DESCRIPTION OF THE TASK: Nothing in the records may be left out or altered; reproduce them all exactly.

RECORDS SUPPLIED:
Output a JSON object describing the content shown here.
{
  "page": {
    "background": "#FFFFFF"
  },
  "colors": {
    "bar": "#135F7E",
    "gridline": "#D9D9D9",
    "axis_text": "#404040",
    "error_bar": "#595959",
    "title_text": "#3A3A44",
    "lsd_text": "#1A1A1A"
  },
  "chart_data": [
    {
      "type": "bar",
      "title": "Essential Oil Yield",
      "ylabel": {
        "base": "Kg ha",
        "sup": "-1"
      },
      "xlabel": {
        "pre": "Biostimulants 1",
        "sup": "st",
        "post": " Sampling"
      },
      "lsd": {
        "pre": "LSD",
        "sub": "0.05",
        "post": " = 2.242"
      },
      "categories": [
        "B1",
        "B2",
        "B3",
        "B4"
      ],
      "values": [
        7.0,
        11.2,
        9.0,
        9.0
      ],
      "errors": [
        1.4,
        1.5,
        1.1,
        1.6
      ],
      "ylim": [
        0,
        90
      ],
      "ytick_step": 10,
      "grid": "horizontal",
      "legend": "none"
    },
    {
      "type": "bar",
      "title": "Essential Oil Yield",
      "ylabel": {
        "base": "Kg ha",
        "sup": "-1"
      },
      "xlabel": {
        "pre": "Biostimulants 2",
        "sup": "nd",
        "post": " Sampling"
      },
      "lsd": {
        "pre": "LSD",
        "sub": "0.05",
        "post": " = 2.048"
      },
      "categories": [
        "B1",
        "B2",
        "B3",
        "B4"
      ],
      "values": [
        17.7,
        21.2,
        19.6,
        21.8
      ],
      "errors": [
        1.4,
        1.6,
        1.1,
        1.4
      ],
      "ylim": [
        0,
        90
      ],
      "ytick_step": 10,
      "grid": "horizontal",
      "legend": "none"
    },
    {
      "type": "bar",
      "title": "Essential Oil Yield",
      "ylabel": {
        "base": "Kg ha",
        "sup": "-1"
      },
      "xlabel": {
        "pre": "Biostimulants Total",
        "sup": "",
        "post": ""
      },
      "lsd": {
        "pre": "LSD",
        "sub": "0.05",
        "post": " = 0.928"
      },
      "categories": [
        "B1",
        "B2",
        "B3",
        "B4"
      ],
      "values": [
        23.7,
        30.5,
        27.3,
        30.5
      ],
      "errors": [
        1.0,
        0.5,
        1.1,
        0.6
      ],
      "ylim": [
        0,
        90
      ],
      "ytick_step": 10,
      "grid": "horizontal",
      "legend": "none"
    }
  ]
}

OUTPUT:
Output a JSON object describing the content shown here.
{
  "page": {
    "background": "#FFFFFF"
  },
  "colors": {
    "bar": "#135F7E",
    "gridline": "#D9D9D9",
    "axis_text": "#404040",
    "error_bar": "#595959",
    "title_text": "#3A3A44",
    "lsd_text": "#1A1A1A"
  },
  "chart_data": [
    {
      "type": "bar",
      "title": "Essential Oil Yield",
      "ylabel": {
        "base": "Kg ha",
        "sup": "-1"
      },
      "xlabel": {
        "pre": "Biostimulants 1",
        "sup": "st",
        "post": " Sampling"
      },
      "lsd": {
        "pre": "LSD",
        "sub": "0.05",
        "post": " = 2.242"
      },
      "categories": [
        "B1",
        "B2",
        "B3",
        "B4"
      ],
      "values": [
        7.0,
        11.2,
        9.0,
        9.0
      ],
      "errors": [
        1.4,
        1.5,
        1.1,
        1.6
      ],
      "ylim": [
        0,
        90
      ],
      "ytick_step": 10,
      "grid": "horizontal",
      "legend": "none"
    },
    {
      "type": "bar",
      "title": "Essential Oil Yield",
      "ylabel": {
        "base": "Kg ha",
        "sup": "-1"
      },
      "xlabel": {
        "pre": "Biostimulants 2",
        "sup": "nd",
        "post": " Sampling"
      },
      "lsd": {
        "pre": "LSD",
        "sub": "0.05",
        "post": " = 2.048"
      },
      "categories": [
        "B1",
        "B2",
        "B3",
        "B4"
      ],
      "values": [
        17.7,
        21.2,
        19.6,
        21.8
      ],
      "errors": [
        1.4,
        1.6,
        1.1,
        1.4
      ],
      "ylim": [
        0,
        90
      ],
      "ytick_step": 10,
      "grid": "horizontal",
      "legend": "none"
    },
    {
      "type": "bar",
      "title": "Essential Oil Yield",
      "ylabel": {
        "base": "Kg ha",
        "sup": "-1"
      },
      "xlabel": {
        "pre": "Biostimulants Total",
        "sup": "",
        "post": ""
      },
      "lsd": {
        "pre": "LSD",
        "sub": "0.05",
        "post": " = 0.928"
      },
      "categories": [
        "B1",
        "B2",
        "B3",
        "B4"
      ],
      "values": [
        23.7,
        30.5,
        27.3,
        30.5
      ],
      "errors": [
        1.0,
        0.5,
        1.1,
        0.6
      ],
      "ylim": [
        0,
        90
      ],
      "ytick_step": 10,
      "grid": "horizontal",
      "legend": "none"
    }
  ]
}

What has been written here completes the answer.